## START Recorded information
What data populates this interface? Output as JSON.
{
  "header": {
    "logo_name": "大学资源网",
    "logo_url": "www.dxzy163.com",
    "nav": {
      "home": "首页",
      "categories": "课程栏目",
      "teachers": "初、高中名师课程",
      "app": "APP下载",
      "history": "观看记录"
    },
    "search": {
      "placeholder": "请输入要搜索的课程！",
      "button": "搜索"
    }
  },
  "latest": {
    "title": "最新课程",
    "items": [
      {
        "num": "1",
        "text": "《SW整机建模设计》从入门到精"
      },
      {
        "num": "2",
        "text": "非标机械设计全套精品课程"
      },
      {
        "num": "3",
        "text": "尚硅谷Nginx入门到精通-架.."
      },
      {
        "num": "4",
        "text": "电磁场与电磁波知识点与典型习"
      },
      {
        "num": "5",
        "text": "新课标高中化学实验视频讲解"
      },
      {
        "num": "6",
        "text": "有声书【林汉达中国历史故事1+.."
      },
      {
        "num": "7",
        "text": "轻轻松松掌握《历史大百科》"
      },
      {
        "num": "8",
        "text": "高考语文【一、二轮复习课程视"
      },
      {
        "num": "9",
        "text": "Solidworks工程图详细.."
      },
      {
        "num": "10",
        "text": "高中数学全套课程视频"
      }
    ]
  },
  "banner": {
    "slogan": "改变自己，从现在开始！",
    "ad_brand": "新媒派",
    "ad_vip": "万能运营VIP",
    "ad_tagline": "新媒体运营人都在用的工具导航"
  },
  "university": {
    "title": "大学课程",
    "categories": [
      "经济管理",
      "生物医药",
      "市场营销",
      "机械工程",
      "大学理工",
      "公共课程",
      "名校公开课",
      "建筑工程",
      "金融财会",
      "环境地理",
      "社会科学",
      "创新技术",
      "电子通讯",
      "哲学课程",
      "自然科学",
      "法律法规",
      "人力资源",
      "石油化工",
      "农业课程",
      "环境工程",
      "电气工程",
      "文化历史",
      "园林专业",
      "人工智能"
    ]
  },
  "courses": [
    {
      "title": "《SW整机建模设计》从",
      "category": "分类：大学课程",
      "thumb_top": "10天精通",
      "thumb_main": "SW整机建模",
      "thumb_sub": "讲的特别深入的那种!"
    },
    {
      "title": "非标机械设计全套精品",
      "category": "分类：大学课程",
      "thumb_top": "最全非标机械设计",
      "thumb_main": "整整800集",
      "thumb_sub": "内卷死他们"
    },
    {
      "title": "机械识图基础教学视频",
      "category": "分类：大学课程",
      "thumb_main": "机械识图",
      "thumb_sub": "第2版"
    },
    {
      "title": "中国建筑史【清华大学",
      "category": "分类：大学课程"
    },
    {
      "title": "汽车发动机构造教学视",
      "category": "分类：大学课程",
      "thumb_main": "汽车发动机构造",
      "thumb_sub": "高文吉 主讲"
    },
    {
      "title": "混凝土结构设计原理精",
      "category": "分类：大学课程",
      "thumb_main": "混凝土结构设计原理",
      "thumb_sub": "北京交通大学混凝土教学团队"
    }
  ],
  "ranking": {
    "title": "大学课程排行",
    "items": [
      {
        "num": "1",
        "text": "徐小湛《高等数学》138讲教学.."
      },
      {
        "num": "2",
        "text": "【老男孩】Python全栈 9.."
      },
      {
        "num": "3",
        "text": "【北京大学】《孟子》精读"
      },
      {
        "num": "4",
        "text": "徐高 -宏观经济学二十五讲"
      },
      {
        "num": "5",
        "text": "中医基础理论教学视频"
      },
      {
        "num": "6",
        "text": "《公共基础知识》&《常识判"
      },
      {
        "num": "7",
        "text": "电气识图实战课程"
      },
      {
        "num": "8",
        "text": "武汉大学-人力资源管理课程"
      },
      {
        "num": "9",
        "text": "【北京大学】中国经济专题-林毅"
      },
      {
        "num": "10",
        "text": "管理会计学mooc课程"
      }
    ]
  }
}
## END Recorded information
## What you have to do
Repeat all the entries word for word.

## Exercise solution
What data populates this interface? Output as JSON.
{
  "header": {
    "logo_name": "大学资源网",
    "logo_url": "www.dxzy163.com",
    "nav": {
      "home": "首页",
      "categories": "课程栏目",
      "teachers": "初、高中名师课程",
      "app": "APP下载",
      "history": "观看记录"
    },
    "search": {
      "placeholder": "请输入要搜索的课程！",
      "button": "搜索"
    }
  },
  "latest": {
    "title": "最新课程",
    "items": [
      {
        "num": "1",
        "text": "《SW整机建模设计》从入门到精"
      },
      {
        "num": "2",
        "text": "非标机械设计全套精品课程"
      },
      {
        "num": "3",
        "text": "尚硅谷Nginx入门到精通-架.."
      },
      {
        "num": "4",
        "text": "电磁场与电磁波知识点与典型习"
      },
      {
        "num": "5",
        "text": "新课标高中化学实验视频讲解"
      },
      {
        "num": "6",
        "text": "有声书【林汉达中国历史故事1+.."
      },
      {
        "num": "7",
        "text": "轻轻松松掌握《历史大百科》"
      },
      {
        "num": "8",
        "text": "高考语文【一、二轮复习课程视"
      },
      {
        "num": "9",
        "text": "Solidworks工程图详细.."
      },
      {
        "num": "10",
        "text": "高中数学全套课程视频"
      }
    ]
  },
  "banner": {
    "slogan": "改变自己，从现在开始！",
    "ad_brand": "新媒派",
    "ad_vip": "万能运营VIP",
    "ad_tagline": "新媒体运营人都在用的工具导航"
  },
  "university": {
    "title": "大学课程",
    "categories": [
      "经济管理",
      "生物医药",
      "市场营销",
      "机械工程",
      "大学理工",
      "公共课程",
      "名校公开课",
      "建筑工程",
      "金融财会",
      "环境地理",
      "社会科学",
      "创新技术",
      "电子通讯",
      "哲学课程",
      "自然科学",
      "法律法规",
      "人力资源",
      "石油化工",
      "农业课程",
      "环境工程",
      "电气工程",
      "文化历史",
      "园林专业",
      "人工智能"
    ]
  },
  "courses": [
    {
      "title": "《SW整机建模设计》从",
      "category": "分类：大学课程",
      "thumb_top": "10天精通",
      "thumb_main": "SW整机建模",
      "thumb_sub": "讲的特别深入的那种!"
    },
    {
      "title": "非标机械设计全套精品",
      "category": "分类：大学课程",
      "thumb_top": "最全非标机械设计",
      "thumb_main": "整整800集",
      "thumb_sub": "内卷死他们"
    },
    {
      "title": "机械识图基础教学视频",
      "category": "分类：大学课程",
      "thumb_main": "机械识图",
      "thumb_sub": "第2版"
    },
    {
      "title": "中国建筑史【清华大学",
      "category": "分类：大学课程"
    },
    {
      "title": "汽车发动机构造教学视",
      "category": "分类：大学课程",
      "thumb_main": "汽车发动机构造",
      "thumb_sub": "高文吉 主讲"
    },
    {
      "title": "混凝土结构设计原理精",
      "category": "分类：大学课程",
      "thumb_main": "混凝土结构设计原理",
      "thumb_sub": "北京交通大学混凝土教学团队"
    }
  ],
  "ranking": {
    "title": "大学课程排行",
    "items": [
      {
        "num": "1",
        "text": "徐小湛《高等数学》138讲教学.."
      },
      {
        "num": "2",
        "text": "【老男孩】Python全栈 9.."
      },
      {
        "num": "3",
        "text": "【北京大学】《孟子》精读"
      },
      {
        "num": "4",
        "text": "徐高 -宏观经济学二十五讲"
      },
      {
        "num": "5",
        "text": "中医基础理论教学视频"
      },
      {
        "num": "6",
        "text": "《公共基础知识》&《常识判"
      },
      {
        "num": "7",
        "text": "电气识图实战课程"
      },
      {
        "num": "8",
        "text": "武汉大学-人力资源管理课程"
      },
      {
        "num": "9",
        "text": "【北京大学】中国经济专题-林毅"
      },
      {
        "num": "10",
        "text": "管理会计学mooc课程"
      }
    ]
  }
}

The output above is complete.